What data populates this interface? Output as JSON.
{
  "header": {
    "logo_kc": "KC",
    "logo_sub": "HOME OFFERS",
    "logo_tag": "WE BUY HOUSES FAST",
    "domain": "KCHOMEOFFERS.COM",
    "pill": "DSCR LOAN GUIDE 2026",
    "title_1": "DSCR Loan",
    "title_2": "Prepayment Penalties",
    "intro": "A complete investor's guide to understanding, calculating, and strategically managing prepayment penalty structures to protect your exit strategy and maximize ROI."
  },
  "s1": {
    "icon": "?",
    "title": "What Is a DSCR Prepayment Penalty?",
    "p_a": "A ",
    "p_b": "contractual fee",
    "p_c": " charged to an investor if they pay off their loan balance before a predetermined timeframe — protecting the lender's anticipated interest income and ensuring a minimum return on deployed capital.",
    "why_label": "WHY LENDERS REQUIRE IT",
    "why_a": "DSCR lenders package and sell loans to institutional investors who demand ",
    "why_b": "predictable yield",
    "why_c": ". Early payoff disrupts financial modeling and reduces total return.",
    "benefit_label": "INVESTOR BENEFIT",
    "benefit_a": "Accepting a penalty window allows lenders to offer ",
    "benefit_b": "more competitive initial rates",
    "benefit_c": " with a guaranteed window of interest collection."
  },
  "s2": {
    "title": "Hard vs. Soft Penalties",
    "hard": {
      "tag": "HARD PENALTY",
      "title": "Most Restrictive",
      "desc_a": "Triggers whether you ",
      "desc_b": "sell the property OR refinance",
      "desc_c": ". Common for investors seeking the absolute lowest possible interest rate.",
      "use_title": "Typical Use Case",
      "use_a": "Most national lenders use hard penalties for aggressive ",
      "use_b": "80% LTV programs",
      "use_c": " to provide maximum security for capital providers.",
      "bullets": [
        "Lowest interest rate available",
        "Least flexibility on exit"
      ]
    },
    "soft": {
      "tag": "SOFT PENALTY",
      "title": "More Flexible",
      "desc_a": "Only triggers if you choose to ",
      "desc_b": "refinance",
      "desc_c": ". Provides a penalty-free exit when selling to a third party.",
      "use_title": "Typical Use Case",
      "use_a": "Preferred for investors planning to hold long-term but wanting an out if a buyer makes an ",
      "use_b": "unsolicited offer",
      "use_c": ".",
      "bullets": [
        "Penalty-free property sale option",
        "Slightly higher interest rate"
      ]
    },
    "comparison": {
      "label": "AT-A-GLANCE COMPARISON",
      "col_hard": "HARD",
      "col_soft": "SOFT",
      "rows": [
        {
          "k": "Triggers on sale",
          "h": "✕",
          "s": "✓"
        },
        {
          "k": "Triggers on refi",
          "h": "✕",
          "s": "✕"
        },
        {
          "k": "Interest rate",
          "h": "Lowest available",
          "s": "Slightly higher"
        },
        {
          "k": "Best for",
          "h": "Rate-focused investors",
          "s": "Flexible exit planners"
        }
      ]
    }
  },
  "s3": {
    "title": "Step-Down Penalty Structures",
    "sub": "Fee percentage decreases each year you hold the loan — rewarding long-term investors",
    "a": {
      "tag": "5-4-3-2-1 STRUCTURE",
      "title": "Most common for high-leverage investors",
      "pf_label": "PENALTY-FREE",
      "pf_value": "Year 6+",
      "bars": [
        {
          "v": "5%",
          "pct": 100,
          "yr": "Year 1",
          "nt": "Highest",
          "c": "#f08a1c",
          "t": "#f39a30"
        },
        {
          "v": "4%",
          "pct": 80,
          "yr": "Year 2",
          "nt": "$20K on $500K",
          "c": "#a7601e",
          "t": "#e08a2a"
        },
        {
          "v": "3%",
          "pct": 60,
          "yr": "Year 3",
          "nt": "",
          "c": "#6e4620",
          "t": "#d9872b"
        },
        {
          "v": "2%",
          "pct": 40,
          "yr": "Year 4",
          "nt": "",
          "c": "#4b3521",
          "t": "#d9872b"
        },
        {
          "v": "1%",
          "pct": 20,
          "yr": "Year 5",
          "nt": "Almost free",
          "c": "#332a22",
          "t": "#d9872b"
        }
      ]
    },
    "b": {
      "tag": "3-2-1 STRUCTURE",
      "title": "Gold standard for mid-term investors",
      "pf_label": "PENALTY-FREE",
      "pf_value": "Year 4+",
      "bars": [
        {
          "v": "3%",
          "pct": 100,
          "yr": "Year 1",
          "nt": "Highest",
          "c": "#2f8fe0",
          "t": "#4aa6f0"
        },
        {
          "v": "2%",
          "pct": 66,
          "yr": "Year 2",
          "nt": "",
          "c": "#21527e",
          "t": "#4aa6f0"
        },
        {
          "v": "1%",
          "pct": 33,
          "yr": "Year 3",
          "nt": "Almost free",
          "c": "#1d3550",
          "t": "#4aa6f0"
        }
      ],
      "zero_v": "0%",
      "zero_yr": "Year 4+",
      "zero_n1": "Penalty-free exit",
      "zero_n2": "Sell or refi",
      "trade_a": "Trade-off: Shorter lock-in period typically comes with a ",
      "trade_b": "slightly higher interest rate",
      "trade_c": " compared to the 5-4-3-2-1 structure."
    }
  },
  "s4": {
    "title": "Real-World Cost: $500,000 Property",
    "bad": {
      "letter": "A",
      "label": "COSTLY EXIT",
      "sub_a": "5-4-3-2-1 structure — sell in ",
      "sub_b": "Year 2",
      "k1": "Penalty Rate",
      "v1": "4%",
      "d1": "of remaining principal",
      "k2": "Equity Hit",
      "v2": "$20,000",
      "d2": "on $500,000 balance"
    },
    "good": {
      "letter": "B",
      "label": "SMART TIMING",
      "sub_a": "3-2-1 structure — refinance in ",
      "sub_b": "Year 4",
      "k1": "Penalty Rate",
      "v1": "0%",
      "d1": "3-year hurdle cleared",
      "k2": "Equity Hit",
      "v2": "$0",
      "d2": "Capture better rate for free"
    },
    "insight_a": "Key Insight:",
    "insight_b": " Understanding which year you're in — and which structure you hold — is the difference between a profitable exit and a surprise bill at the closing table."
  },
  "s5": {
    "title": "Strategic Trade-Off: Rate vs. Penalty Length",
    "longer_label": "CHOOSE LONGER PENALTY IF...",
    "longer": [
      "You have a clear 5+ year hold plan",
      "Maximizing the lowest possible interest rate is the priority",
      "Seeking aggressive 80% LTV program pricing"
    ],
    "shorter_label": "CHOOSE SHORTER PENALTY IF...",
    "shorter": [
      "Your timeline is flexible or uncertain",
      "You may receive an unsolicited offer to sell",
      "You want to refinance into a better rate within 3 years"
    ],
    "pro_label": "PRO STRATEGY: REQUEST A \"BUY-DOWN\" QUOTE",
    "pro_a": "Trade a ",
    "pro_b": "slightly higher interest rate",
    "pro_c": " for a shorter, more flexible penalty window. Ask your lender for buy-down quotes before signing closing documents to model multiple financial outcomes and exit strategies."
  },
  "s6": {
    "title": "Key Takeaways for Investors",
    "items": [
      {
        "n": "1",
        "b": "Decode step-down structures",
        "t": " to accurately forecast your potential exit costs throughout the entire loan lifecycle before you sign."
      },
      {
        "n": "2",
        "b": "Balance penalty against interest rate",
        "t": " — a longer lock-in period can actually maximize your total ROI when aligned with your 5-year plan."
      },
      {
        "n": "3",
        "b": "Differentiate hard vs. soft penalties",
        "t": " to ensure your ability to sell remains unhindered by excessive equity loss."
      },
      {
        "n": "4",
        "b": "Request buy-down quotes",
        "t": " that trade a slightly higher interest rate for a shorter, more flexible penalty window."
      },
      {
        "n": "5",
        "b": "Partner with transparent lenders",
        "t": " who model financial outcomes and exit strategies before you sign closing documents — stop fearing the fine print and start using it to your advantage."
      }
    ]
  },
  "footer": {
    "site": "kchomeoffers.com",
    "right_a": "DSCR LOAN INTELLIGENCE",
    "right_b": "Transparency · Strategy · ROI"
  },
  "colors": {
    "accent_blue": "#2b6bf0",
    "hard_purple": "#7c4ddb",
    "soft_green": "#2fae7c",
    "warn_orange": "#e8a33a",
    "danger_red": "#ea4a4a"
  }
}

*REQUEST*: Copy each line of the data that contains the word "lock".

*TASK RESPONSE*:
      "trade_a": "Trade-off: Shorter lock-in period typically comes with a ",
        "t": " — a longer lock-in period can actually maximize your total ROI when aligned with your 5-year plan."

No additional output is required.